Look through the records below and collect all lines that hold the string "мероприятий".

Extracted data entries
-- BEGIN --

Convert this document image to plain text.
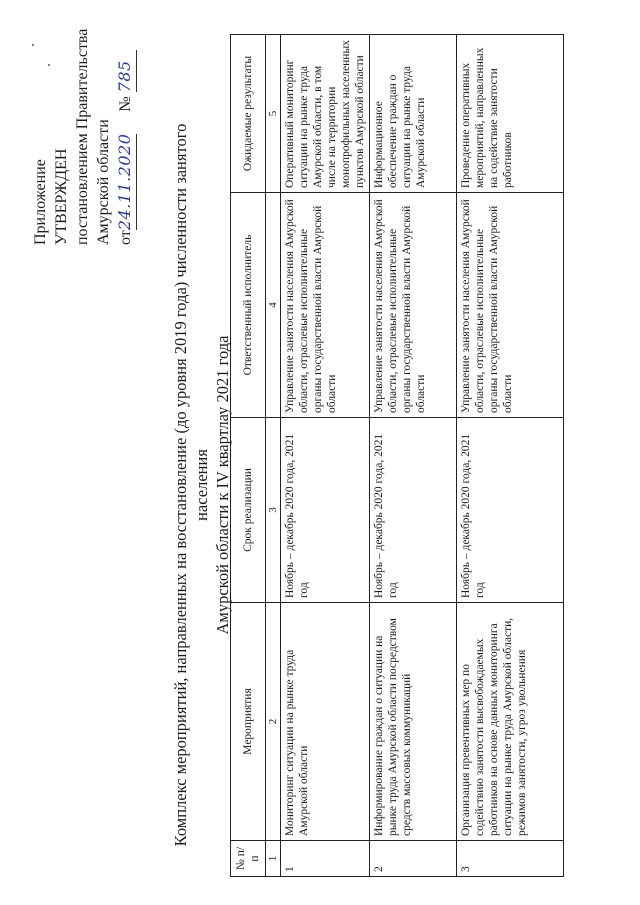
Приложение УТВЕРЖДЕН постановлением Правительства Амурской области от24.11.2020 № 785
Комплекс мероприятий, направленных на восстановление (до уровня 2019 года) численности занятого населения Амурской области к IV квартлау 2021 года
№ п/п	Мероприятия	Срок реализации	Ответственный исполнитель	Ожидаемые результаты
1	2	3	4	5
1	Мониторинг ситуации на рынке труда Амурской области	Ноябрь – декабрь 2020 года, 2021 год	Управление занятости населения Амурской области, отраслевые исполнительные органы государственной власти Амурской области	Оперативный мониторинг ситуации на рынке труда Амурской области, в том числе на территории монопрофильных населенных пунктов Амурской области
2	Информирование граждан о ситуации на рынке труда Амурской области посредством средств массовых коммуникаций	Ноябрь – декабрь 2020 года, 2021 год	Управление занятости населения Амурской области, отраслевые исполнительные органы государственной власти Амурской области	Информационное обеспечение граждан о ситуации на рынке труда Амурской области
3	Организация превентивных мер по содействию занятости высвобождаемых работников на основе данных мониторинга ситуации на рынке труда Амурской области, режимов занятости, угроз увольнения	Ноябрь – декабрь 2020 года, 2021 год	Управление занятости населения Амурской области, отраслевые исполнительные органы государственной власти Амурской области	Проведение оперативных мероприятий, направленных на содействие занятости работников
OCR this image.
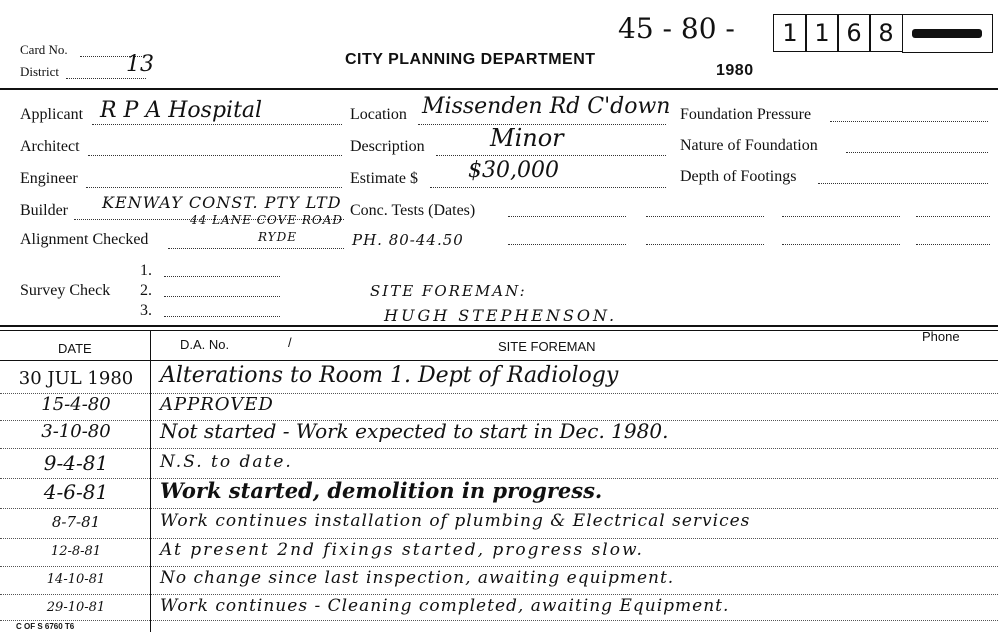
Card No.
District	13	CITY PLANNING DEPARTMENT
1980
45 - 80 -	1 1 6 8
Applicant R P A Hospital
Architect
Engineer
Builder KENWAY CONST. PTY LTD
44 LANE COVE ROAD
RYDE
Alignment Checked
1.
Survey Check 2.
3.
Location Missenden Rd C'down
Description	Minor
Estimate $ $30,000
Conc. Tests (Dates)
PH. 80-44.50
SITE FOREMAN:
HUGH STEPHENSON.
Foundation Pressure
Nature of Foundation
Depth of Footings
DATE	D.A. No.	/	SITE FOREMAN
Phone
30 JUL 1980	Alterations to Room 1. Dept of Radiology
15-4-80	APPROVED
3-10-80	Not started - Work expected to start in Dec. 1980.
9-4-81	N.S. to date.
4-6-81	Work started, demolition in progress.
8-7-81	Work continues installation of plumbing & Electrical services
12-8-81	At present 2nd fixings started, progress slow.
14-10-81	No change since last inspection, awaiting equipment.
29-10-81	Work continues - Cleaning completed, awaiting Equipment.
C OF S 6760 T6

-- END --

◆ Exercise answer ◆
Комплекс мероприятий, направленных на восстановление (до уровня 2019 года) численности занятого населения Амурской области к IV квартлау 2021 года
3	Организация превентивных мер по содействию занятости высвобождаемых работников на основе данных мониторинга ситуации на рынке труда Амурской области, режимов занятости, угроз увольнения	Ноябрь – декабрь 2020 года, 2021 год	Управление занятости населения Амурской области, отраслевые исполнительные органы государственной власти Амурской области	Проведение оперативных мероприятий, направленных на содействие занятости работников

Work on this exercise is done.